(Dataset items)
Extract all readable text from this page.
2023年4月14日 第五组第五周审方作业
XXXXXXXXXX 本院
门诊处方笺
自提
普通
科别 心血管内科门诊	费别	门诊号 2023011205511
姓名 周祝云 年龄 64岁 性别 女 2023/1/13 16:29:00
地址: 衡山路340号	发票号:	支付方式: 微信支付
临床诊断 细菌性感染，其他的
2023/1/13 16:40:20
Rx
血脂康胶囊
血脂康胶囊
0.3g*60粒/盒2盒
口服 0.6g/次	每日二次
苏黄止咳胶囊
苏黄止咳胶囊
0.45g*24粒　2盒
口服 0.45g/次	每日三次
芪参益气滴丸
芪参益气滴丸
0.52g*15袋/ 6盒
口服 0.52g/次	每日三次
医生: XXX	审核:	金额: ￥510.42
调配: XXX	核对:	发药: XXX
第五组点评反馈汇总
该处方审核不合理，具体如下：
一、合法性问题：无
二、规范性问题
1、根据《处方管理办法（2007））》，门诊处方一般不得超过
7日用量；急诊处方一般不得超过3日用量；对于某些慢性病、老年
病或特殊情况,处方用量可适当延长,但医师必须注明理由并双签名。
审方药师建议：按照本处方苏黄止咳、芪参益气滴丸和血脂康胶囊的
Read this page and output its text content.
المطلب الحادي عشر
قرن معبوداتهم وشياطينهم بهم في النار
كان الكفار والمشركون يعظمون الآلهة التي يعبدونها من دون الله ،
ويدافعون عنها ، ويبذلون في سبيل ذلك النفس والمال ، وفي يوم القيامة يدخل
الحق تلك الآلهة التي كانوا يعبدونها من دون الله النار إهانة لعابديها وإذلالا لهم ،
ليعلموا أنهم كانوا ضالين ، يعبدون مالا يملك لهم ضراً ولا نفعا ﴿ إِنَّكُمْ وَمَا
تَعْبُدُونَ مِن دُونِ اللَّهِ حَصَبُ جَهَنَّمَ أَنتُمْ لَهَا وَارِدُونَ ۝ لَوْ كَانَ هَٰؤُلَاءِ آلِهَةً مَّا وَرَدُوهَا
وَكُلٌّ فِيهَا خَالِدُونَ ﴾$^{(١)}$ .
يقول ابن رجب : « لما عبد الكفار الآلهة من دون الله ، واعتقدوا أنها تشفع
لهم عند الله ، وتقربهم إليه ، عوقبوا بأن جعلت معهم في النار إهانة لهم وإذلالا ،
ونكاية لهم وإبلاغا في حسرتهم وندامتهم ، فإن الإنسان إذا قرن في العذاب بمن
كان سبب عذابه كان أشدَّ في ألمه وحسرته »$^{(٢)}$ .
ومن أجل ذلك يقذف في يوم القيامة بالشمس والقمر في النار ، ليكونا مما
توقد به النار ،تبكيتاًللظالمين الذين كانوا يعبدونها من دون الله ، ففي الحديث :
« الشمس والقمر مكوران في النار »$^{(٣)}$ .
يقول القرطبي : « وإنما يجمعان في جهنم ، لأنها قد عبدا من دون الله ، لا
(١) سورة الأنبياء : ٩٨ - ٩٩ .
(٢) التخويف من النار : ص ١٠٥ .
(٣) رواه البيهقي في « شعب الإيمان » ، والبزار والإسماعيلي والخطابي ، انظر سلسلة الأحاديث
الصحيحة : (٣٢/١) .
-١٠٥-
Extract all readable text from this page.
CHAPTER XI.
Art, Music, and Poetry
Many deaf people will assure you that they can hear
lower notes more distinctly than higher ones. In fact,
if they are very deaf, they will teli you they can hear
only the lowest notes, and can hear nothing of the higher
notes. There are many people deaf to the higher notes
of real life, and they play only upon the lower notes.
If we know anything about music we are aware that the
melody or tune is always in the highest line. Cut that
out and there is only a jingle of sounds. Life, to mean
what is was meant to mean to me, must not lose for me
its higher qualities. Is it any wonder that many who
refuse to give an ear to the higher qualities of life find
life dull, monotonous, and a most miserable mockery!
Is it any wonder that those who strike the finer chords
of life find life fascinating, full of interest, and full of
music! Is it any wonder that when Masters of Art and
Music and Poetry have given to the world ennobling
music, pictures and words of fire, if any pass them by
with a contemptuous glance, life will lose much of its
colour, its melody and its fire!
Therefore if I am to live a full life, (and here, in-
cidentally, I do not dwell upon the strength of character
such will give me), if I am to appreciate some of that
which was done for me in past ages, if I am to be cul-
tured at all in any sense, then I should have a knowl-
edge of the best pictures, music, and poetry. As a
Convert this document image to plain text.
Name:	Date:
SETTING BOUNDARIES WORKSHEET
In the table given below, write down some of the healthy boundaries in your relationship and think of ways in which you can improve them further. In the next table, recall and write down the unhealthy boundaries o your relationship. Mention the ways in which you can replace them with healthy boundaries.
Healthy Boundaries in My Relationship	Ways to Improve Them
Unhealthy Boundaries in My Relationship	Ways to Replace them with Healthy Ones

→ Requirement:
Restate the whole listing exactly, leaving out nothing.

→ Solution to this problem:
Extract all readable text from this page.
2023年4月14日 第五组第五周审方作业
XXXXXXXXXX 本院
门诊处方笺
自提
普通
科别 心血管内科门诊	费别	门诊号 2023011205511
姓名 周祝云 年龄 64岁 性别 女 2023/1/13 16:29:00
地址: 衡山路340号	发票号:	支付方式: 微信支付
临床诊断 细菌性感染，其他的
2023/1/13 16:40:20
Rx
血脂康胶囊
血脂康胶囊
0.3g*60粒/盒2盒
口服 0.6g/次	每日二次
苏黄止咳胶囊
苏黄止咳胶囊
0.45g*24粒　2盒
口服 0.45g/次	每日三次
芪参益气滴丸
芪参益气滴丸
0.52g*15袋/ 6盒
口服 0.52g/次	每日三次
医生: XXX	审核:	金额: ￥510.42
调配: XXX	核对:	发药: XXX
第五组点评反馈汇总
该处方审核不合理，具体如下：
一、合法性问题：无
二、规范性问题
1、根据《处方管理办法（2007））》，门诊处方一般不得超过
7日用量；急诊处方一般不得超过3日用量；对于某些慢性病、老年
病或特殊情况,处方用量可适当延长,但医师必须注明理由并双签名。
审方药师建议：按照本处方苏黄止咳、芪参益气滴丸和血脂康胶囊的
Read this page and output its text content.
المطلب الحادي عشر
قرن معبوداتهم وشياطينهم بهم في النار
كان الكفار والمشركون يعظمون الآلهة التي يعبدونها من دون الله ،
ويدافعون عنها ، ويبذلون في سبيل ذلك النفس والمال ، وفي يوم القيامة يدخل
الحق تلك الآلهة التي كانوا يعبدونها من دون الله النار إهانة لعابديها وإذلالا لهم ،
ليعلموا أنهم كانوا ضالين ، يعبدون مالا يملك لهم ضراً ولا نفعا ﴿ إِنَّكُمْ وَمَا
تَعْبُدُونَ مِن دُونِ اللَّهِ حَصَبُ جَهَنَّمَ أَنتُمْ لَهَا وَارِدُونَ ۝ لَوْ كَانَ هَٰؤُلَاءِ آلِهَةً مَّا وَرَدُوهَا
وَكُلٌّ فِيهَا خَالِدُونَ ﴾$^{(١)}$ .
يقول ابن رجب : « لما عبد الكفار الآلهة من دون الله ، واعتقدوا أنها تشفع
لهم عند الله ، وتقربهم إليه ، عوقبوا بأن جعلت معهم في النار إهانة لهم وإذلالا ،
ونكاية لهم وإبلاغا في حسرتهم وندامتهم ، فإن الإنسان إذا قرن في العذاب بمن
كان سبب عذابه كان أشدَّ في ألمه وحسرته »$^{(٢)}$ .
ومن أجل ذلك يقذف في يوم القيامة بالشمس والقمر في النار ، ليكونا مما
توقد به النار ،تبكيتاًللظالمين الذين كانوا يعبدونها من دون الله ، ففي الحديث :
« الشمس والقمر مكوران في النار »$^{(٣)}$ .
يقول القرطبي : « وإنما يجمعان في جهنم ، لأنها قد عبدا من دون الله ، لا
(١) سورة الأنبياء : ٩٨ - ٩٩ .
(٢) التخويف من النار : ص ١٠٥ .
(٣) رواه البيهقي في « شعب الإيمان » ، والبزار والإسماعيلي والخطابي ، انظر سلسلة الأحاديث
الصحيحة : (٣٢/١) .
-١٠٥-
Extract all readable text from this page.
CHAPTER XI.
Art, Music, and Poetry
Many deaf people will assure you that they can hear
lower notes more distinctly than higher ones. In fact,
if they are very deaf, they will teli you they can hear
only the lowest notes, and can hear nothing of the higher
notes. There are many people deaf to the higher notes
of real life, and they play only upon the lower notes.
If we know anything about music we are aware that the
melody or tune is always in the highest line. Cut that
out and there is only a jingle of sounds. Life, to mean
what is was meant to mean to me, must not lose for me
its higher qualities. Is it any wonder that many who
refuse to give an ear to the higher qualities of life find
life dull, monotonous, and a most miserable mockery!
Is it any wonder that those who strike the finer chords
of life find life fascinating, full of interest, and full of
music! Is it any wonder that when Masters of Art and
Music and Poetry have given to the world ennobling
music, pictures and words of fire, if any pass them by
with a contemptuous glance, life will lose much of its
colour, its melody and its fire!
Therefore if I am to live a full life, (and here, in-
cidentally, I do not dwell upon the strength of character
such will give me), if I am to appreciate some of that
which was done for me in past ages, if I am to be cul-
tured at all in any sense, then I should have a knowl-
edge of the best pictures, music, and poetry. As a
Convert this document image to plain text.
Name:	Date:
SETTING BOUNDARIES WORKSHEET
In the table given below, write down some of the healthy boundaries in your relationship and think of ways in which you can improve them further. In the next table, recall and write down the unhealthy boundaries o your relationship. Mention the ways in which you can replace them with healthy boundaries.
Healthy Boundaries in My Relationship	Ways to Improve Them
Unhealthy Boundaries in My Relationship	Ways to Replace them with Healthy Ones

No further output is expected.